┌──

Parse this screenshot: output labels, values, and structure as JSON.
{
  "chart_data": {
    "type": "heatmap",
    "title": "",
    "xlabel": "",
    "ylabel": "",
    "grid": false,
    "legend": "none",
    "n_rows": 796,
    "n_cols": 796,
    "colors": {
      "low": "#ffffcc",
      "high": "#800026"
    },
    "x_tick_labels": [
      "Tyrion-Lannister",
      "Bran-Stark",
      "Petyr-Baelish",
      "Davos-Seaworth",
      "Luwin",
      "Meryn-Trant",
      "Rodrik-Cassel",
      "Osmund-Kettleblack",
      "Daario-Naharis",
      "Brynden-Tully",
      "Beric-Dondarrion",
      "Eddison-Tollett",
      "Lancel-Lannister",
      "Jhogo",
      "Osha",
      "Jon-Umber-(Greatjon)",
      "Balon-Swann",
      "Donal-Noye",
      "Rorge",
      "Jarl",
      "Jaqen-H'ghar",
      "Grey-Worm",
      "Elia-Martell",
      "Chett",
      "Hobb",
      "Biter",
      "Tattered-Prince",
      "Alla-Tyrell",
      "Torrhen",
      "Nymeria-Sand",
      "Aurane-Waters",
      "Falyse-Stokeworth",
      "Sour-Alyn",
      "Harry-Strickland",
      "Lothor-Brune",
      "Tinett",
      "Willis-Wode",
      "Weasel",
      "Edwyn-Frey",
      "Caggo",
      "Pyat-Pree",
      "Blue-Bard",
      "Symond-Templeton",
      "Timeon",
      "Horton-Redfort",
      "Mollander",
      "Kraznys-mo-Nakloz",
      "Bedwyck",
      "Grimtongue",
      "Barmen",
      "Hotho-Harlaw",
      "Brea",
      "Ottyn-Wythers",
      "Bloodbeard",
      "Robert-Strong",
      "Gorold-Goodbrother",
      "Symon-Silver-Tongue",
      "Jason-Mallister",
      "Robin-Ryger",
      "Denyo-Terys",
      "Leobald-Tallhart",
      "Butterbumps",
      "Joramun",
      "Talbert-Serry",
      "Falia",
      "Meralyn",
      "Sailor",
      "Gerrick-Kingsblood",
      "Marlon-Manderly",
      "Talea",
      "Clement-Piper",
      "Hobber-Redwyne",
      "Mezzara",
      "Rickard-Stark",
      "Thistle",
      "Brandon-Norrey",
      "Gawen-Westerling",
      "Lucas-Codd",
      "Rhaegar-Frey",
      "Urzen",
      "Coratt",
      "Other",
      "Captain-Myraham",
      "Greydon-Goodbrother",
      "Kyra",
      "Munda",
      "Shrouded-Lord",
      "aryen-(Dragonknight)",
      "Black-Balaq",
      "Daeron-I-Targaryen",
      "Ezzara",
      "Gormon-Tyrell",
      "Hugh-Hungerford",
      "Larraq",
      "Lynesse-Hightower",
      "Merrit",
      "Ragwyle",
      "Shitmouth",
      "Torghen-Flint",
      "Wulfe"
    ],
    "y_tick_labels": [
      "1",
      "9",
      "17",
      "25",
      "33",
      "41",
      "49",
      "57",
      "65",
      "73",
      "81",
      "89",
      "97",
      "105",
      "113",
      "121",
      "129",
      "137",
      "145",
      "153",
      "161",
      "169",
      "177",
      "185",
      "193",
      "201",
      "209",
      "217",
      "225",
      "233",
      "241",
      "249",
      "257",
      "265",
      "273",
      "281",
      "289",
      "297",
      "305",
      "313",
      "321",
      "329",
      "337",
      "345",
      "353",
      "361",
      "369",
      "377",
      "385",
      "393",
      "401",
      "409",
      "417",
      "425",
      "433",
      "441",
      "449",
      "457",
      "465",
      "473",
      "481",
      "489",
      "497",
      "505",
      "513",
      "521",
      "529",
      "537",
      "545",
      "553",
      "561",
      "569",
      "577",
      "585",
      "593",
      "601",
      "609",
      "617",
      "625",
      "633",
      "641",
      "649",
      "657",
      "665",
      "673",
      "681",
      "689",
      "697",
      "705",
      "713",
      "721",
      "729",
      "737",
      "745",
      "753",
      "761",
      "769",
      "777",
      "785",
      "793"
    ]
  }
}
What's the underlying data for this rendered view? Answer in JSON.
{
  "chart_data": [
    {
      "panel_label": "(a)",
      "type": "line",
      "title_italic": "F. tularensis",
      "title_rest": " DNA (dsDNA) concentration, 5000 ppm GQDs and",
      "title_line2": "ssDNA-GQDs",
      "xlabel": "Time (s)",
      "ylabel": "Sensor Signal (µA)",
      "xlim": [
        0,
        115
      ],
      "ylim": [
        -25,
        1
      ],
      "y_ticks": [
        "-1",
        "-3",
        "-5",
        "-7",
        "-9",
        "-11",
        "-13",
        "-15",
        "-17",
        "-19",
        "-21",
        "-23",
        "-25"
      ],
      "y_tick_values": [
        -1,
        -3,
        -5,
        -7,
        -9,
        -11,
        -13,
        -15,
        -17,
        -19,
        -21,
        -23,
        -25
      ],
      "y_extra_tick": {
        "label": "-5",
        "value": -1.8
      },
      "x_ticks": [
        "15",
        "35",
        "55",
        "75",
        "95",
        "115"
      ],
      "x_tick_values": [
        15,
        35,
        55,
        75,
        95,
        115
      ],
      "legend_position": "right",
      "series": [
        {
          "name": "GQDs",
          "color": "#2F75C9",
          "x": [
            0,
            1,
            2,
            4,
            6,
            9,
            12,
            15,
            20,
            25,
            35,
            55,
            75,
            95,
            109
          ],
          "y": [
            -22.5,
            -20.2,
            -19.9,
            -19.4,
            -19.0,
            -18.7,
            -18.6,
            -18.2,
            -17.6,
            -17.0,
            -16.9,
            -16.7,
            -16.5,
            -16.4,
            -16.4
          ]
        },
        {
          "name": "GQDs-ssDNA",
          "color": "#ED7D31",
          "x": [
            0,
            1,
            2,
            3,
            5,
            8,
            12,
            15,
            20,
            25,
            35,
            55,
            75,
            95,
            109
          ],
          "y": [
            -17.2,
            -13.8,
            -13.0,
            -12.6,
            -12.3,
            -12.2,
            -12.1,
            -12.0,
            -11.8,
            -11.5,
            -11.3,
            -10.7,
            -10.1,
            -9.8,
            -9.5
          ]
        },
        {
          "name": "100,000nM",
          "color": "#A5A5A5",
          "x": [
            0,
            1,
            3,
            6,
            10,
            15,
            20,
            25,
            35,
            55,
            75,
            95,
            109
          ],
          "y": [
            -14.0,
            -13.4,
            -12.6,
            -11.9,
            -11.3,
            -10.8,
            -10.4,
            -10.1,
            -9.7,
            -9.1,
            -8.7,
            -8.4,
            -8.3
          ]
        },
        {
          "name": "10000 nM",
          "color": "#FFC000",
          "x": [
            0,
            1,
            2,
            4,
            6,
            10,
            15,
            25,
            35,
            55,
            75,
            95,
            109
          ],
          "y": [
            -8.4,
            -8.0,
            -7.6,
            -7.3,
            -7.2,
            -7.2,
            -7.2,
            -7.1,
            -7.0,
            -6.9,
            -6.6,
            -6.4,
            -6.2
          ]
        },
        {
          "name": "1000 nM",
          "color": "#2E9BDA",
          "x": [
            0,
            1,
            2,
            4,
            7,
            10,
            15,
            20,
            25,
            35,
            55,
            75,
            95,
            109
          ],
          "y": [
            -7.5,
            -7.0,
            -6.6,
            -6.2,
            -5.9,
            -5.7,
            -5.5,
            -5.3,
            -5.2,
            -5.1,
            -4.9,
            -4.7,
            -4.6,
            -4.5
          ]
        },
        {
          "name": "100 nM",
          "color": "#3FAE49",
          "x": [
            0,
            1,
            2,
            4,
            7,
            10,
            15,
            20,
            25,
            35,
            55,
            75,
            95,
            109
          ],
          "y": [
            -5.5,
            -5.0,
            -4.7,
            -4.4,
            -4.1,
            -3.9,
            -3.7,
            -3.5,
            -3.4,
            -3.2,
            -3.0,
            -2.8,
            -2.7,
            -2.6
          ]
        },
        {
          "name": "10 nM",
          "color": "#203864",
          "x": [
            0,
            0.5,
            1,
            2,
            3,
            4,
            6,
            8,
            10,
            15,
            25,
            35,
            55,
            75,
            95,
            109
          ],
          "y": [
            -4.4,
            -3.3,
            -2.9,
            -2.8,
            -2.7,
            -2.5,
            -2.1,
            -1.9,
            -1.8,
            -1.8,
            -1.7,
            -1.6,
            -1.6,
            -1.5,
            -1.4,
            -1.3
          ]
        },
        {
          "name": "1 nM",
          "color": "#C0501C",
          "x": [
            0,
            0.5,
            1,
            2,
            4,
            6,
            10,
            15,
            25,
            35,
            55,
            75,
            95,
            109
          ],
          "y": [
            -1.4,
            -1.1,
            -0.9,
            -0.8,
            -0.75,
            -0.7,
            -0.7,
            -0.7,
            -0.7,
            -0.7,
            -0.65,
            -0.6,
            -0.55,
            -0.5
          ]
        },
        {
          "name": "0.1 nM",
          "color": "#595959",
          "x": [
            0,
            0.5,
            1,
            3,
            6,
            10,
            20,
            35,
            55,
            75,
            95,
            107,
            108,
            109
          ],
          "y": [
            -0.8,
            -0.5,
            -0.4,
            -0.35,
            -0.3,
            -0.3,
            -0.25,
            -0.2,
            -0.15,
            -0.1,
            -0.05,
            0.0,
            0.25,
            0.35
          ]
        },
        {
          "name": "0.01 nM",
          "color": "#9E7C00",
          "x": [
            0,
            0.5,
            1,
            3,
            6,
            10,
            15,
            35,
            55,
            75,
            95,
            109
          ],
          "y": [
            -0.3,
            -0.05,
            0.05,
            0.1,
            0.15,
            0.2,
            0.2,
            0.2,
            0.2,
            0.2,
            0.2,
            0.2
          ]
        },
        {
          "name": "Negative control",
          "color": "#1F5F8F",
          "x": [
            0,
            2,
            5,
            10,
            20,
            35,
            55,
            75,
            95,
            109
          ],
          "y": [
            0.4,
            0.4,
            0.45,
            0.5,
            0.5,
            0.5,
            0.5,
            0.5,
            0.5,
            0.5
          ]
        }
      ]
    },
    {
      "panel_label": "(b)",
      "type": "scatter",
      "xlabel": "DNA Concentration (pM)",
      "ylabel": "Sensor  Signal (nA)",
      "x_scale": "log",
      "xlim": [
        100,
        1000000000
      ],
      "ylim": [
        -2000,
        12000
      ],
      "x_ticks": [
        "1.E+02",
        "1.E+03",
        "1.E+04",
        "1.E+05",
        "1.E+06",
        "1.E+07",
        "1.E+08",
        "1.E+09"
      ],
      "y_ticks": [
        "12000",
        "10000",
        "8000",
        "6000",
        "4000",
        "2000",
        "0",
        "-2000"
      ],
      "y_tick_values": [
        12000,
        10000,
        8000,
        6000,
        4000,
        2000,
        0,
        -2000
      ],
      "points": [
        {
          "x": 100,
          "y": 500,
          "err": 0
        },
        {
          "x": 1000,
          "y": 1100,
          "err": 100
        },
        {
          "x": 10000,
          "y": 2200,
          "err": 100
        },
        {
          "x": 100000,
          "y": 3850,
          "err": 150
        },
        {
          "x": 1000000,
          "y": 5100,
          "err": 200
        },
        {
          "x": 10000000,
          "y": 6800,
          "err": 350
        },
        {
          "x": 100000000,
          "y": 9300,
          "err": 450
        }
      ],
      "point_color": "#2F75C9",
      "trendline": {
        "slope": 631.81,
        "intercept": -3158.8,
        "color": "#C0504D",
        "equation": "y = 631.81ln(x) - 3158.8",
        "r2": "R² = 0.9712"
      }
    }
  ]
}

└──

# Instructions to follow
Report back each line of the entries that holds the string "GQDs".

# Problem solution
      "title_rest": " DNA (dsDNA) concentration, 5000 ppm GQDs and",
      "title_line2": "ssDNA-GQDs",
          "name": "GQDs",
          "name": "GQDs-ssDNA",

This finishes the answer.